• _ENTRIES PROVIDED_:
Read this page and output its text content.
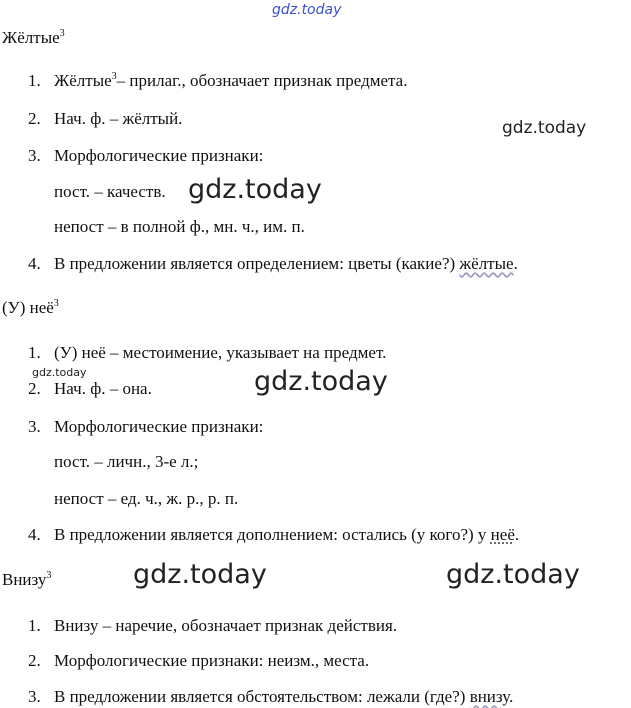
Жёлтые$^3$
1. Жёлтые$^3$– прилаг., обозначает признак предмета.
2. Нач. ф. – жёлтый.
3. Морфологические признаки:
пост. – качеств.
непост – в полной ф., мн. ч., им. п.
4. В предложении является определением: цветы (какие?) жёлтые.
(У) неё$^3$
1. (У) неё – местоимение, указывает на предмет.
2. Нач. ф. – она.
3. Морфологические признаки:
пост. – личн., 3-е л.;
непост – ед. ч., ж. р., р. п.
4. В предложении является дополнением: остались (у кого?) у неё.
Внизу$^3$
1. Внизу – наречие, обозначает признак действия.
2. Морфологические признаки: неизм., места.
3. В предложении является обстоятельством: лежали (где?) внизу.
gdz.today
gdz.today
gdz.today
gdz.today	gdz.today
gdz.today	gdz.today
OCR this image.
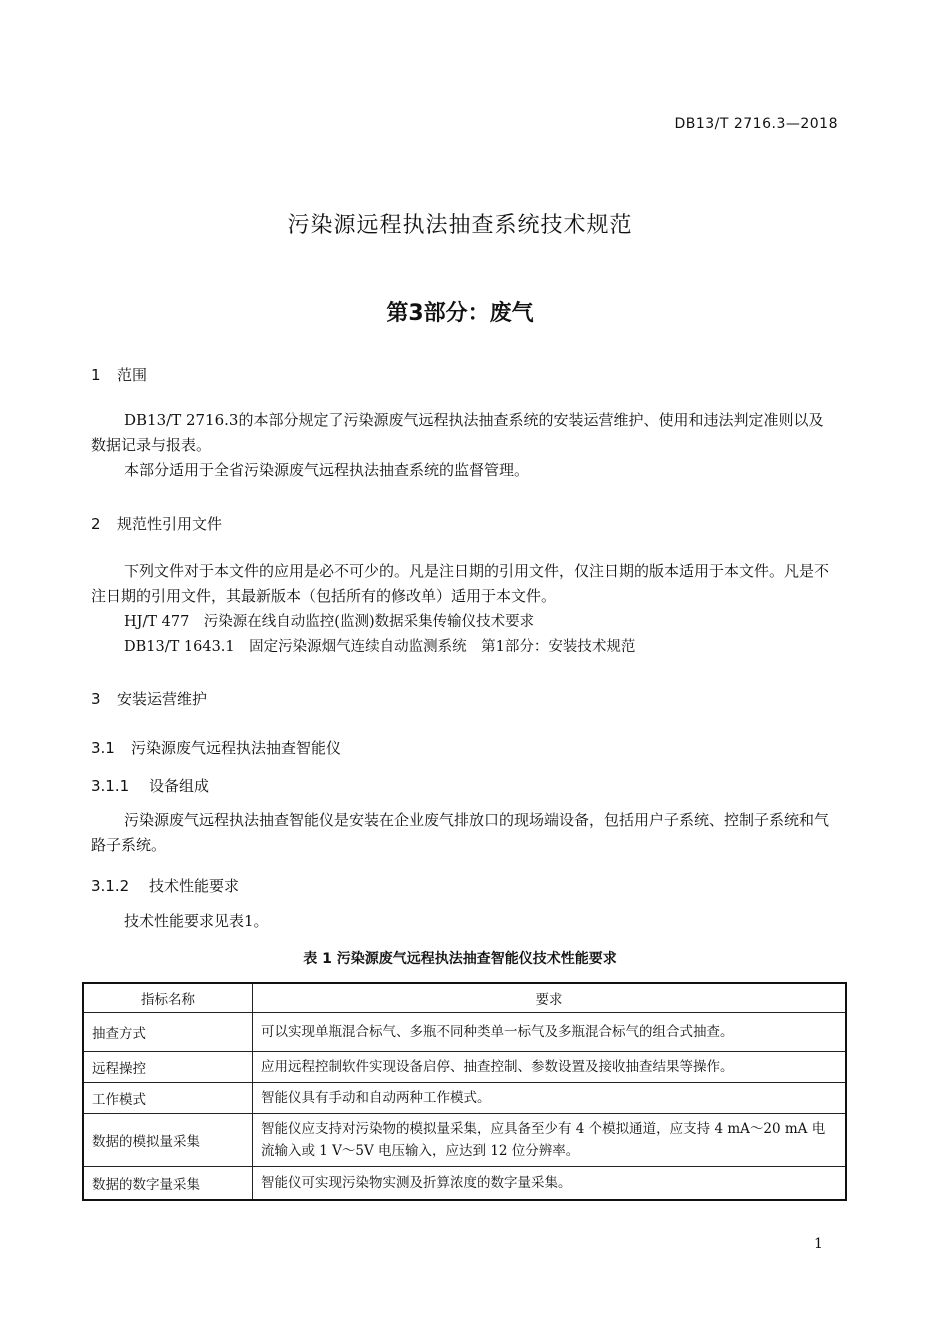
DB13/T 2716.3—2018
污染源远程执法抽查系统技术规范
第3部分：废气
1 范围
DB13/T 2716.3的本部分规定了污染源废气远程执法抽查系统的安装运营维护、使用和违法判定准则以及数据记录与报表。
本部分适用于全省污染源废气远程执法抽查系统的监督管理。
2 规范性引用文件
下列文件对于本文件的应用是必不可少的。凡是注日期的引用文件，仅注日期的版本适用于本文件。凡是不注日期的引用文件，其最新版本（包括所有的修改单）适用于本文件。
HJ/T 477　污染源在线自动监控(监测)数据采集传输仪技术要求
DB13/T 1643.1　固定污染源烟气连续自动监测系统　第1部分：安装技术规范
3 安装运营维护
3.1 污染源废气远程执法抽查智能仪
3.1.1 设备组成
污染源废气远程执法抽查智能仪是安装在企业废气排放口的现场端设备，包括用户子系统、控制子系统和气路子系统。
3.1.2 技术性能要求
技术性能要求见表1。
表 1 污染源废气远程执法抽查智能仪技术性能要求
指标名称	要求
抽查方式	可以实现单瓶混合标气、多瓶不同种类单一标气及多瓶混合标气的组合式抽查。
远程操控	应用远程控制软件实现设备启停、抽查控制、参数设置及接收抽查结果等操作。
工作模式	智能仪具有手动和自动两种工作模式。
数据的模拟量采集	智能仪应支持对污染物的模拟量采集，应具备至少有 4 个模拟通道，应支持 4 mA～20 mA 电流输入或 1 V～5V 电压输入，应达到 12 位分辨率。
数据的数字量采集	智能仪可实现污染物实测及折算浓度的数字量采集。
1
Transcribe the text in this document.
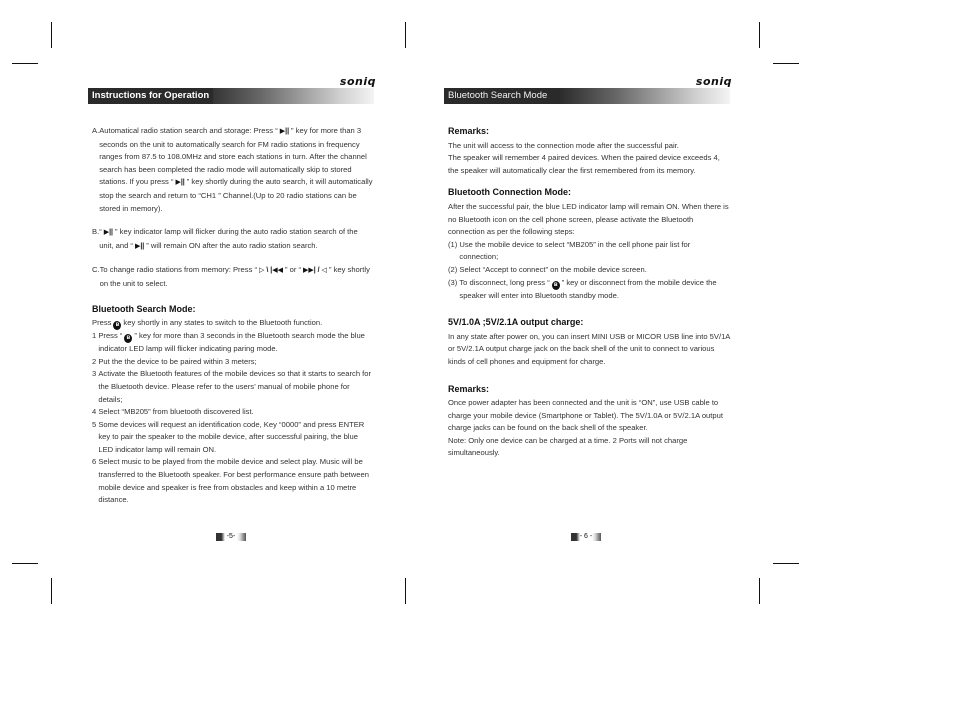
soniq
Instructions for Operation
A. Automatical radio station search and storage: Press “ ▶|| ” key for more than 3 seconds on the unit to automatically search for FM radio stations in frequency ranges from 87.5 to 108.0MHz and store each stations in turn. After the channel search has been completed the radio mode will automatically skip to stored stations. If you press “ ▶|| ” key shortly during the auto search, it will automatically stop the search and return to “CH1 ” Channel.(Up to 20 radio stations can be stored in memory).

B. “ ▶|| ” key indicator lamp will flicker during the auto radio station search of the unit, and “ ▶|| ” will remain ON after the auto radio station search.

C. To change radio stations from memory: Press “ ▷ \ |◀◀ ” or “ ▶▶| / ◁ ” key shortly on the unit to select.

Bluetooth Search Mode:

Press ʙ key shortly in any states to switch to the Bluetooth function.

1 Press “ ʙ ” key for more than 3 seconds in the Bluetooth search mode the blue indicator LED lamp will flicker indicating paring mode.

2 Put the the device to be paired within 3 meters;

3 Activate the Bluetooth features of the mobile devices so that it starts to search for the Bluetooth device. Please refer to the users’ manual of mobile phone for details;

4 Select “MB205” from bluetooth discovered list.

5 Some devices will request an identification code, Key “0000” and press ENTER key to pair the speaker to the mobile device, after successful pairing, the blue LED indicator lamp will remain ON.

6 Select music to be played from the mobile device and select play. Music will be transferred to the Bluetooth speaker. For best performance ensure path between mobile device and speaker is free from obstacles and keep within a 10 metre distance.

-5-
soniq
Bluetooth Search Mode
Remarks:

The unit will access to the connection mode after the successful pair.

The speaker will remember 4 paired devices. When the paired device exceeds 4, the speaker will automatically clear the first remembered from its memory.

Bluetooth Connection Mode:

After the successful pair, the blue LED indicator lamp will remain ON. When there is no Bluetooth icon on the cell phone screen, please activate the Bluetooth connection as per the following steps:

(1) Use the mobile device to select “MB205” in the cell phone pair list for connection;

(2) Select “Accept to connect” on the mobile device screen.

(3) To disconnect, long press “ ʙ ” key or disconnect from the mobile device the speaker will enter into Bluetooth standby mode.

5V/1.0A ;5V/2.1A output charge:

In any state after power on, you can insert MINI USB or MICOR USB line into 5V/1A or 5V/2.1A output charge jack on the back shell of the unit to connect to various kinds of cell phones and equipment for charge.

Remarks:

Once power adapter has been connected and the unit is “ON”, use USB cable to charge your mobile device (Smartphone or Tablet). The 5V/1.0A or 5V/2.1A output charge jacks can be found on the back shell of the speaker.

Note: Only one device can be charged at a time. 2 Ports will not charge simultaneously.

- 6 -
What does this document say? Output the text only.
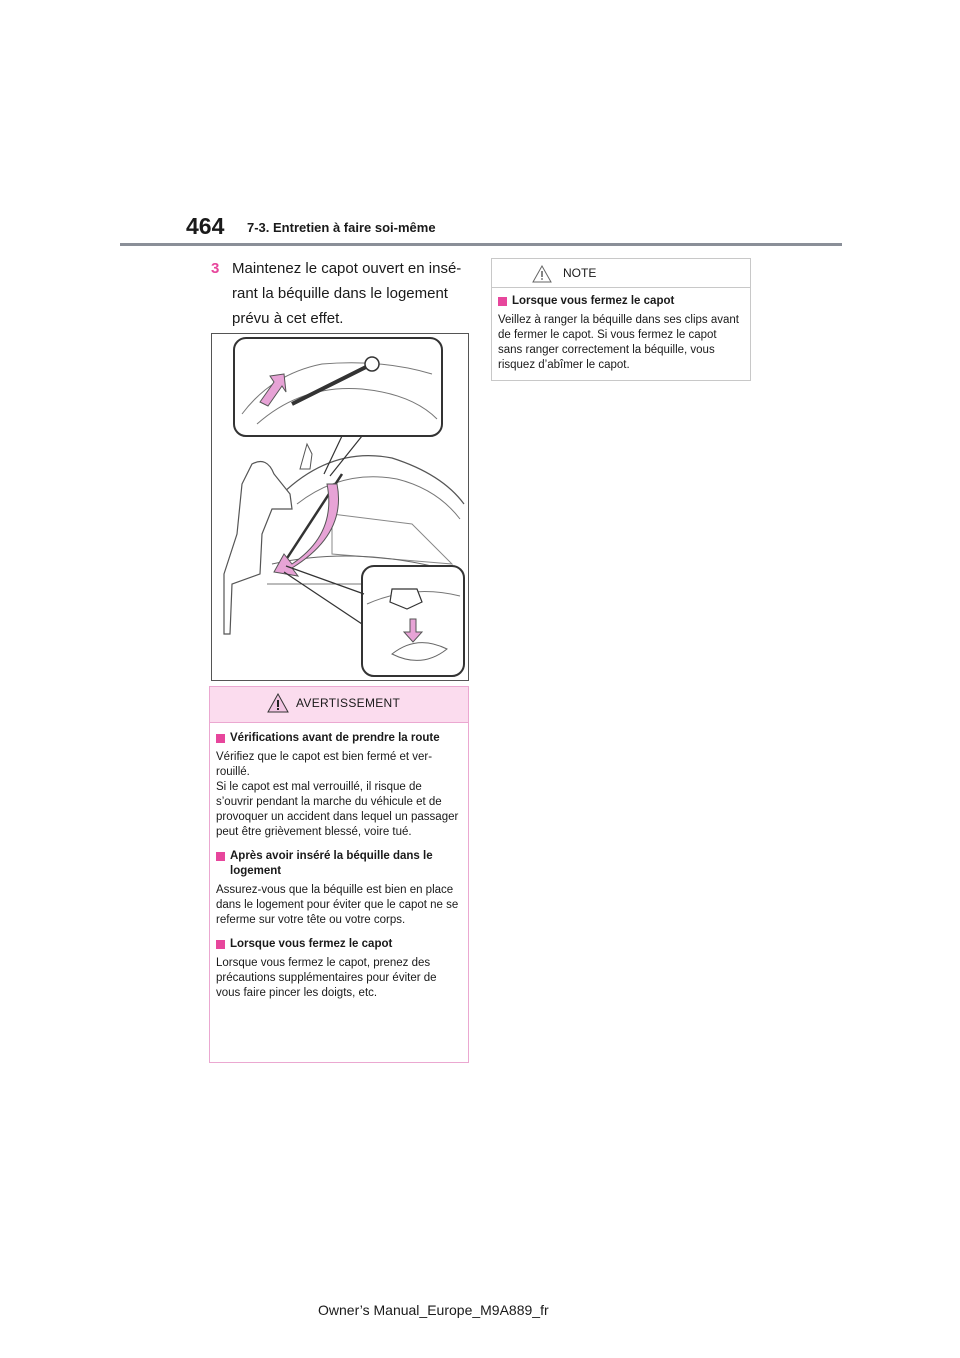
464 7-3. Entretien à faire soi-même
3 Maintenez le capot ouvert en insé-rant la béquille dans le logement prévu à cet effet.
AVERTISSEMENT
Vérifications avant de prendre la route

Vérifiez que le capot est bien fermé et ver-rouillé.
Si le capot est mal verrouillé, il risque de s’ouvrir pendant la marche du véhicule et de provoquer un accident dans lequel un passager peut être grièvement blessé, voire tué.

Après avoir inséré la béquille dans le logement

Assurez-vous que la béquille est bien en place dans le logement pour éviter que le capot ne se referme sur votre tête ou votre corps.

Lorsque vous fermez le capot

Lorsque vous fermez le capot, prenez des précautions supplémentaires pour éviter de vous faire pincer les doigts, etc.

NOTE
Lorsque vous fermez le capot

Veillez à ranger la béquille dans ses clips avant de fermer le capot. Si vous fermez le capot sans ranger correctement la béquille, vous risquez d’abîmer le capot.

Owner’s Manual_Europe_M9A889_fr
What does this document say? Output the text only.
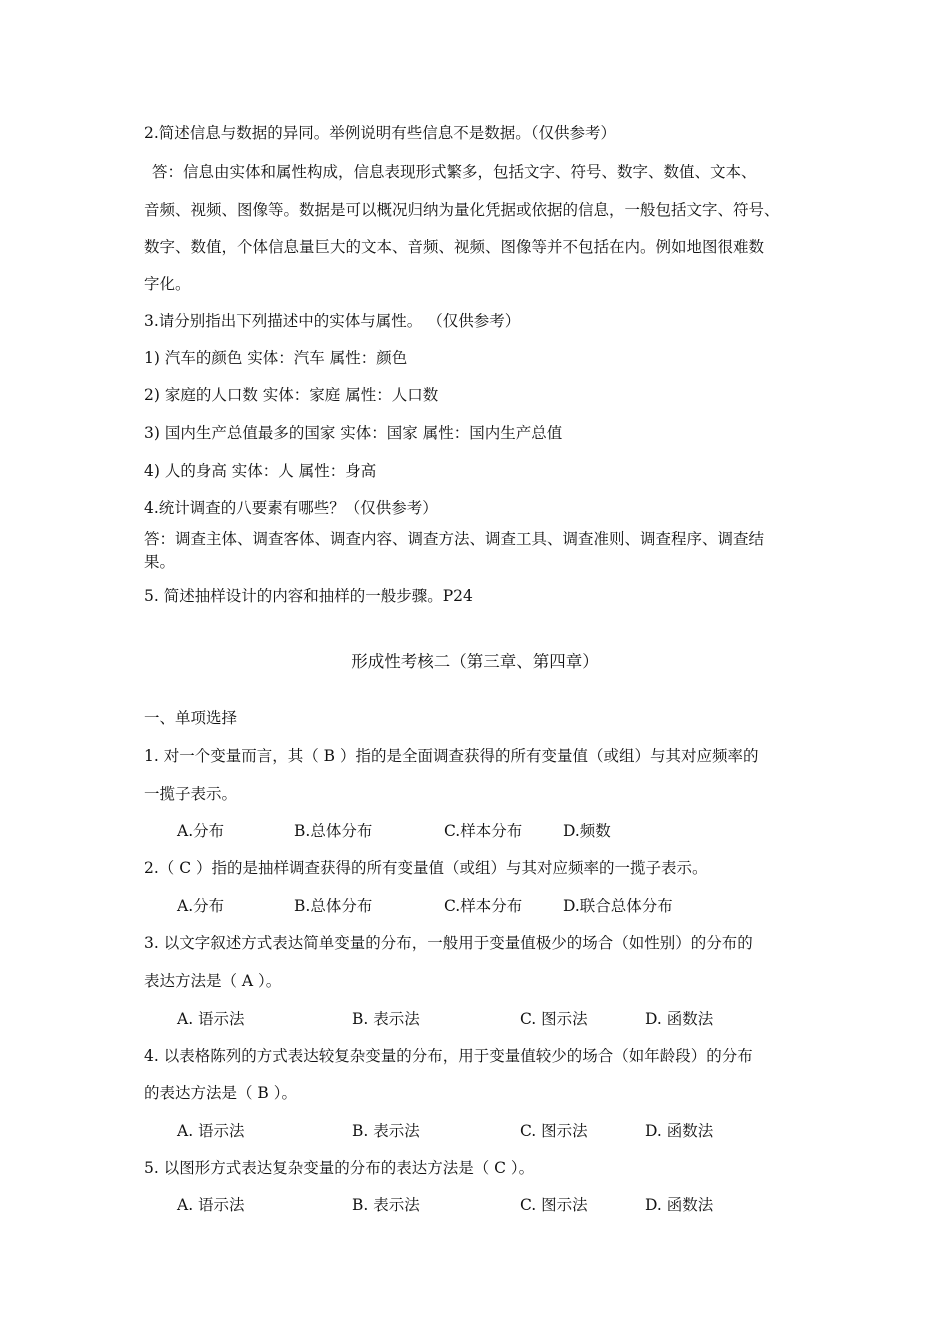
2.简述信息与数据的异同。举例说明有些信息不是数据。（仅供参考）
答：信息由实体和属性构成，信息表现形式繁多，包括文字、符号、数字、数值、文本、
音频、视频、图像等。数据是可以概况归纳为量化凭据或依据的信息，一般包括文字、符号、
数字、数值，个体信息量巨大的文本、音频、视频、图像等并不包括在内。例如地图很难数
字化。
3.请分别指出下列描述中的实体与属性。 （仅供参考）
1) 汽车的颜色 实体：汽车 属性：颜色
2) 家庭的人口数 实体：家庭 属性：人口数
3) 国内生产总值最多的国家 实体：国家 属性：国内生产总值
4) 人的身高 实体：人 属性：身高
4.统计调查的八要素有哪些？（仅供参考）
答：调查主体、调查客体、调查内容、调查方法、调查工具、调查准则、调查程序、调查结
果。
5. 简述抽样设计的内容和抽样的一般步骤。P24
形成性考核二（第三章、第四章）
一、单项选择
1. 对一个变量而言，其（ B ）指的是全面调查获得的所有变量值（或组）与其对应频率的
一揽子表示。
A.分布	B.总体分布	C.样本分布	D.频数
2.（ C ）指的是抽样调查获得的所有变量值（或组）与其对应频率的一揽子表示。
A.分布	B.总体分布	C.样本分布	D.联合总体分布
3. 以文字叙述方式表达简单变量的分布，一般用于变量值极少的场合（如性别）的分布的
表达方法是（ A ）。
A. 语示法	B. 表示法	C. 图示法	D. 函数法
4. 以表格陈列的方式表达较复杂变量的分布，用于变量值较少的场合（如年龄段）的分布
的表达方法是（ B ）。
A. 语示法	B. 表示法	C. 图示法	D. 函数法
5. 以图形方式表达复杂变量的分布的表达方法是（ C ）。
A. 语示法	B. 表示法	C. 图示法	D. 函数法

• _PROMPT_:
The word "seconds" appears in how many lines of the data? Answer with only the number.

• _TASK OUTPUT_:
2